> [Data listing]:

────────

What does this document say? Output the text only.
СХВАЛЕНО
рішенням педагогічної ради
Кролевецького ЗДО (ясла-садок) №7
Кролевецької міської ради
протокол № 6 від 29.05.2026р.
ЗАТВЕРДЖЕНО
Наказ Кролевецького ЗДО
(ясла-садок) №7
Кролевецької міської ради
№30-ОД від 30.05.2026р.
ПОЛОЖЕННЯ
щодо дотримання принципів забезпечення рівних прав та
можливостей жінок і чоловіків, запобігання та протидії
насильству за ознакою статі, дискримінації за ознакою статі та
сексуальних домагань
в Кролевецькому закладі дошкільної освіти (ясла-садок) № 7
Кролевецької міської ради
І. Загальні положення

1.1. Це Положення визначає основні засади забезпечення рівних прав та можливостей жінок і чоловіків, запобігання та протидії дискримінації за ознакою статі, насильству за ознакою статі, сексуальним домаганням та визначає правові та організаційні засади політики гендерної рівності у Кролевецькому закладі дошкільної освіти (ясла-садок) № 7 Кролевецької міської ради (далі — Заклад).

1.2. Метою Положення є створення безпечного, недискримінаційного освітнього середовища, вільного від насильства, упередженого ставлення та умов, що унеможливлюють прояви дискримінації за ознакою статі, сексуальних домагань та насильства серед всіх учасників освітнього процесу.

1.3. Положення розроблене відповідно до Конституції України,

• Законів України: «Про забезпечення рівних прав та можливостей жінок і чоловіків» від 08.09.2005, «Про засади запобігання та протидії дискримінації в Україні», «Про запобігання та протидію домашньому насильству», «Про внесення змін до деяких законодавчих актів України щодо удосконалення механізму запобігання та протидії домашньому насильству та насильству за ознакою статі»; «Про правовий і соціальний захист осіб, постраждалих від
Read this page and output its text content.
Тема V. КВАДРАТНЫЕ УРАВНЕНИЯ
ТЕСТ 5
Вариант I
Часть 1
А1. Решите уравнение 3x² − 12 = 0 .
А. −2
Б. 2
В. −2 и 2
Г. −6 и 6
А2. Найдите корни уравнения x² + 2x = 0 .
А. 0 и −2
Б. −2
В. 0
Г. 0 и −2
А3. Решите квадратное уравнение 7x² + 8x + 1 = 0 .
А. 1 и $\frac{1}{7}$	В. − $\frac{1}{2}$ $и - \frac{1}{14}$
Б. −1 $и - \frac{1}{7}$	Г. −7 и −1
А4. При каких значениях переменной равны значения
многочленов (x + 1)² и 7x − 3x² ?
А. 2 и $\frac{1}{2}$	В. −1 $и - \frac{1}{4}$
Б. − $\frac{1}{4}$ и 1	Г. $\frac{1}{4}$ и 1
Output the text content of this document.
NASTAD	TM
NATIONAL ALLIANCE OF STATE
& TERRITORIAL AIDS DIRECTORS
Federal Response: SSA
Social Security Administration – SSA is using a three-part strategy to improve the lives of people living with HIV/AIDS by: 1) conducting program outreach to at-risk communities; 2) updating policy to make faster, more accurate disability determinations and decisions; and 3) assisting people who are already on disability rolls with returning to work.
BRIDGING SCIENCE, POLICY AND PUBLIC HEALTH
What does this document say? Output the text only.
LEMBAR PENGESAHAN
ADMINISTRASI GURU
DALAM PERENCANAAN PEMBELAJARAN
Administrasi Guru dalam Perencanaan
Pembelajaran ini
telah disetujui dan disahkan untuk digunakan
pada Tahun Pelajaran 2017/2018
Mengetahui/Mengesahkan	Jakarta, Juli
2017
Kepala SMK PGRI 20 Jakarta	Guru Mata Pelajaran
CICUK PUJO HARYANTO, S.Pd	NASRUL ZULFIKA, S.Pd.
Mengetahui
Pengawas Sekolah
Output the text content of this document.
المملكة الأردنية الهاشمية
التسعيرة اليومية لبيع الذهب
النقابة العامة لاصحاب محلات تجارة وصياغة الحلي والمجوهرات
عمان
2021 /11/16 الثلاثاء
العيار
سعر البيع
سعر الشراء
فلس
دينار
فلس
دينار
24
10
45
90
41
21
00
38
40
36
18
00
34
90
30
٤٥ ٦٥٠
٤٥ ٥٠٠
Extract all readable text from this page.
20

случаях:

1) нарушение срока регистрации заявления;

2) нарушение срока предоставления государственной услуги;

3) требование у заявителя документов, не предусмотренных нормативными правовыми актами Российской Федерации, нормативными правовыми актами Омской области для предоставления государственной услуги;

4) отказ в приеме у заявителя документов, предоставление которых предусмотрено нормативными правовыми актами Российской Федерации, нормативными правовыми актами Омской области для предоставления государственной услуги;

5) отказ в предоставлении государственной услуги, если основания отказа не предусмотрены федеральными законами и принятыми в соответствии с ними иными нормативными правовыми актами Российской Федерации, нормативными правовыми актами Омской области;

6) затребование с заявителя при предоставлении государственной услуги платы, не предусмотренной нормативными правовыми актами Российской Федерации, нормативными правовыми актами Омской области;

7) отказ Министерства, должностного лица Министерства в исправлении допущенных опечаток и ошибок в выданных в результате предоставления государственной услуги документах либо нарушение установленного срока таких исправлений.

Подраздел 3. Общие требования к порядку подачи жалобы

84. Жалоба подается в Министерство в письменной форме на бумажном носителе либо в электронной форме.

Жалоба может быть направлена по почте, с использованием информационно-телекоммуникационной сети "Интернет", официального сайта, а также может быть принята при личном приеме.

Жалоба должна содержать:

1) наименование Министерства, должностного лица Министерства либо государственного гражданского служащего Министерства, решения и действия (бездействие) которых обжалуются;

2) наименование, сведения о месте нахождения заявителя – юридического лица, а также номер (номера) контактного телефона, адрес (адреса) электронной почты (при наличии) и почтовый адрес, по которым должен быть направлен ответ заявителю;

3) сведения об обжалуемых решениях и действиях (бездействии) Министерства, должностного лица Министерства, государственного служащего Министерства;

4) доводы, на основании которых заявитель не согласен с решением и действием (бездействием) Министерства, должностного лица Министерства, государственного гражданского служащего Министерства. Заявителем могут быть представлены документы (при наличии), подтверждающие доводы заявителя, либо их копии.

────────

Your task is to reproduce the whole listing exactly.

What does this document say? Output the text only.
СХВАЛЕНО
рішенням педагогічної ради
Кролевецького ЗДО (ясла-садок) №7
Кролевецької міської ради
протокол № 6 від 29.05.2026р.
ЗАТВЕРДЖЕНО
Наказ Кролевецького ЗДО
(ясла-садок) №7
Кролевецької міської ради
№30-ОД від 30.05.2026р.
ПОЛОЖЕННЯ
щодо дотримання принципів забезпечення рівних прав та
можливостей жінок і чоловіків, запобігання та протидії
насильству за ознакою статі, дискримінації за ознакою статі та
сексуальних домагань
в Кролевецькому закладі дошкільної освіти (ясла-садок) № 7
Кролевецької міської ради
І. Загальні положення

1.1. Це Положення визначає основні засади забезпечення рівних прав та можливостей жінок і чоловіків, запобігання та протидії дискримінації за ознакою статі, насильству за ознакою статі, сексуальним домаганням та визначає правові та організаційні засади політики гендерної рівності у Кролевецькому закладі дошкільної освіти (ясла-садок) № 7 Кролевецької міської ради (далі — Заклад).

1.2. Метою Положення є створення безпечного, недискримінаційного освітнього середовища, вільного від насильства, упередженого ставлення та умов, що унеможливлюють прояви дискримінації за ознакою статі, сексуальних домагань та насильства серед всіх учасників освітнього процесу.

1.3. Положення розроблене відповідно до Конституції України,

• Законів України: «Про забезпечення рівних прав та можливостей жінок і чоловіків» від 08.09.2005, «Про засади запобігання та протидії дискримінації в Україні», «Про запобігання та протидію домашньому насильству», «Про внесення змін до деяких законодавчих актів України щодо удосконалення механізму запобігання та протидії домашньому насильству та насильству за ознакою статі»; «Про правовий і соціальний захист осіб, постраждалих від
Read this page and output its text content.
Тема V. КВАДРАТНЫЕ УРАВНЕНИЯ
ТЕСТ 5
Вариант I
Часть 1
А1. Решите уравнение 3x² − 12 = 0 .
А. −2
Б. 2
В. −2 и 2
Г. −6 и 6
А2. Найдите корни уравнения x² + 2x = 0 .
А. 0 и −2
Б. −2
В. 0
Г. 0 и −2
А3. Решите квадратное уравнение 7x² + 8x + 1 = 0 .
А. 1 и $\frac{1}{7}$	В. − $\frac{1}{2}$ $и - \frac{1}{14}$
Б. −1 $и - \frac{1}{7}$	Г. −7 и −1
А4. При каких значениях переменной равны значения
многочленов (x + 1)² и 7x − 3x² ?
А. 2 и $\frac{1}{2}$	В. −1 $и - \frac{1}{4}$
Б. − $\frac{1}{4}$ и 1	Г. $\frac{1}{4}$ и 1
Output the text content of this document.
NASTAD	TM
NATIONAL ALLIANCE OF STATE
& TERRITORIAL AIDS DIRECTORS
Federal Response: SSA
Social Security Administration – SSA is using a three-part strategy to improve the lives of people living with HIV/AIDS by: 1) conducting program outreach to at-risk communities; 2) updating policy to make faster, more accurate disability determinations and decisions; and 3) assisting people who are already on disability rolls with returning to work.
BRIDGING SCIENCE, POLICY AND PUBLIC HEALTH
What does this document say? Output the text only.
LEMBAR PENGESAHAN
ADMINISTRASI GURU
DALAM PERENCANAAN PEMBELAJARAN
Administrasi Guru dalam Perencanaan
Pembelajaran ini
telah disetujui dan disahkan untuk digunakan
pada Tahun Pelajaran 2017/2018
Mengetahui/Mengesahkan	Jakarta, Juli
2017
Kepala SMK PGRI 20 Jakarta	Guru Mata Pelajaran
CICUK PUJO HARYANTO, S.Pd	NASRUL ZULFIKA, S.Pd.
Mengetahui
Pengawas Sekolah
Output the text content of this document.
المملكة الأردنية الهاشمية
التسعيرة اليومية لبيع الذهب
النقابة العامة لاصحاب محلات تجارة وصياغة الحلي والمجوهرات
عمان
2021 /11/16 الثلاثاء
العيار
سعر البيع
سعر الشراء
فلس
دينار
فلس
دينار
24
10
45
90
41
21
00
38
40
36
18
00
34
90
30
٤٥ ٦٥٠
٤٥ ٥٠٠
Extract all readable text from this page.
20

случаях:

1) нарушение срока регистрации заявления;

2) нарушение срока предоставления государственной услуги;

3) требование у заявителя документов, не предусмотренных нормативными правовыми актами Российской Федерации, нормативными правовыми актами Омской области для предоставления государственной услуги;

4) отказ в приеме у заявителя документов, предоставление которых предусмотрено нормативными правовыми актами Российской Федерации, нормативными правовыми актами Омской области для предоставления государственной услуги;

5) отказ в предоставлении государственной услуги, если основания отказа не предусмотрены федеральными законами и принятыми в соответствии с ними иными нормативными правовыми актами Российской Федерации, нормативными правовыми актами Омской области;

6) затребование с заявителя при предоставлении государственной услуги платы, не предусмотренной нормативными правовыми актами Российской Федерации, нормативными правовыми актами Омской области;

7) отказ Министерства, должностного лица Министерства в исправлении допущенных опечаток и ошибок в выданных в результате предоставления государственной услуги документах либо нарушение установленного срока таких исправлений.

Подраздел 3. Общие требования к порядку подачи жалобы

84. Жалоба подается в Министерство в письменной форме на бумажном носителе либо в электронной форме.

Жалоба может быть направлена по почте, с использованием информационно-телекоммуникационной сети "Интернет", официального сайта, а также может быть принята при личном приеме.

Жалоба должна содержать:

1) наименование Министерства, должностного лица Министерства либо государственного гражданского служащего Министерства, решения и действия (бездействие) которых обжалуются;

2) наименование, сведения о месте нахождения заявителя – юридического лица, а также номер (номера) контактного телефона, адрес (адреса) электронной почты (при наличии) и почтовый адрес, по которым должен быть направлен ответ заявителю;

3) сведения об обжалуемых решениях и действиях (бездействии) Министерства, должностного лица Министерства, государственного служащего Министерства;

4) доводы, на основании которых заявитель не согласен с решением и действием (бездействием) Министерства, должностного лица Министерства, государственного гражданского служащего Министерства. Заявителем могут быть представлены документы (при наличии), подтверждающие доводы заявителя, либо их копии.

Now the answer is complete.